Work required:
Scan the records for the word "color". Copy each line that includes it.

Entries shown:
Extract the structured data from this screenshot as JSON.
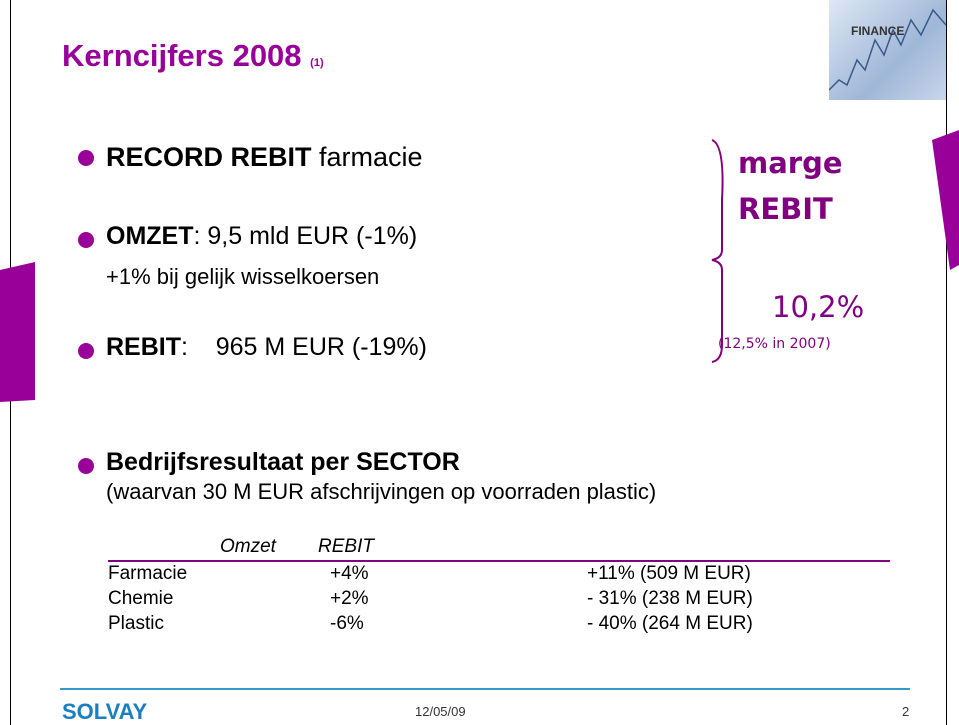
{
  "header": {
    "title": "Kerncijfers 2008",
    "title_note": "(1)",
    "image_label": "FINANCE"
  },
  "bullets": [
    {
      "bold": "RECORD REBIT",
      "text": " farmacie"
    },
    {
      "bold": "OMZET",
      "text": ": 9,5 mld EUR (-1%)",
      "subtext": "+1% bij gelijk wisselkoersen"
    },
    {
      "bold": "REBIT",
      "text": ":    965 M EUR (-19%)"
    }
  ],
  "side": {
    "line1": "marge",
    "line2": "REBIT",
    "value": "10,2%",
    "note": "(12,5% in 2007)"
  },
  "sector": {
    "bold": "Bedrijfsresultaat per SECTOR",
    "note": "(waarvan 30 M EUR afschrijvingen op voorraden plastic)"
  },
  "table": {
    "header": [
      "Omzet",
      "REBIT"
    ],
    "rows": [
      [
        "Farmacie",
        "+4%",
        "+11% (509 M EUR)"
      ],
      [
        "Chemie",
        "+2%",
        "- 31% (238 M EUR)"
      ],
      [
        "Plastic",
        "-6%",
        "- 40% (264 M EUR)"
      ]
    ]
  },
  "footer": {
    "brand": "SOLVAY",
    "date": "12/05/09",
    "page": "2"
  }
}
==
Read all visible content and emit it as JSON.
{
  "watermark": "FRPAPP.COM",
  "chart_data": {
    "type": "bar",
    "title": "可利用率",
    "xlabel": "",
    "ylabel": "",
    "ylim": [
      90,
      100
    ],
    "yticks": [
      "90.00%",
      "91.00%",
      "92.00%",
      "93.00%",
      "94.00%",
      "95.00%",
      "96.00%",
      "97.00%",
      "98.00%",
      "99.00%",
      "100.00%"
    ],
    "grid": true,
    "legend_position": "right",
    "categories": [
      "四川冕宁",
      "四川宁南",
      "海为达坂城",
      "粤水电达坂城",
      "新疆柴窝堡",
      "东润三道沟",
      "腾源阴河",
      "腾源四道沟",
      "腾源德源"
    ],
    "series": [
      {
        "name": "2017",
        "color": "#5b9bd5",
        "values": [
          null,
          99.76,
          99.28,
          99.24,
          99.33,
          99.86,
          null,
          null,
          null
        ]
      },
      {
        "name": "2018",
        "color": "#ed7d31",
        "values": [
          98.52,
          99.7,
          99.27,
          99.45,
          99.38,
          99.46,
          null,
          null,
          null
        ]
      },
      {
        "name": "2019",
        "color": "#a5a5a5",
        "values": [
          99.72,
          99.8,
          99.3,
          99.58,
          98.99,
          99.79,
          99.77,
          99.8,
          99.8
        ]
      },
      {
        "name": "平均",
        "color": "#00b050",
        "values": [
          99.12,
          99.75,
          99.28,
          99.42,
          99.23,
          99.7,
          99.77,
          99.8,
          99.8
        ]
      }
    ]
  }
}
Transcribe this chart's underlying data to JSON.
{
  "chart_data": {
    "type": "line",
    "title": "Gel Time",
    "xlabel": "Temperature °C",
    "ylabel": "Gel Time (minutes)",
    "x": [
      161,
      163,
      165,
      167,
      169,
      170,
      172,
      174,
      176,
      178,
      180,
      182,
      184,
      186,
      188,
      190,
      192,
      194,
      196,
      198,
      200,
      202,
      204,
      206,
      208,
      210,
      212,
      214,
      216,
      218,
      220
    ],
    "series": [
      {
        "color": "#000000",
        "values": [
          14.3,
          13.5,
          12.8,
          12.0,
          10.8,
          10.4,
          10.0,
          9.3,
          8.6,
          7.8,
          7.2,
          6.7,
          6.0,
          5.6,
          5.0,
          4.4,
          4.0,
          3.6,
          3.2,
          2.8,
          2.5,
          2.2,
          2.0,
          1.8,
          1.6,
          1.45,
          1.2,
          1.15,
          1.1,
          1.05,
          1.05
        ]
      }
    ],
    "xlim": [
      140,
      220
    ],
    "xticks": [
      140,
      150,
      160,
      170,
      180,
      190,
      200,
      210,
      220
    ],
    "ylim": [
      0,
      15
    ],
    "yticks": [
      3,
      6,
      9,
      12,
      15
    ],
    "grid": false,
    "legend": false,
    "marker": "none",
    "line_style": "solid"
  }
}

Exercise response:
        "color": "#5b9bd5",
        "color": "#ed7d31",
        "color": "#a5a5a5",
        "color": "#00b050",
        "color": "#000000",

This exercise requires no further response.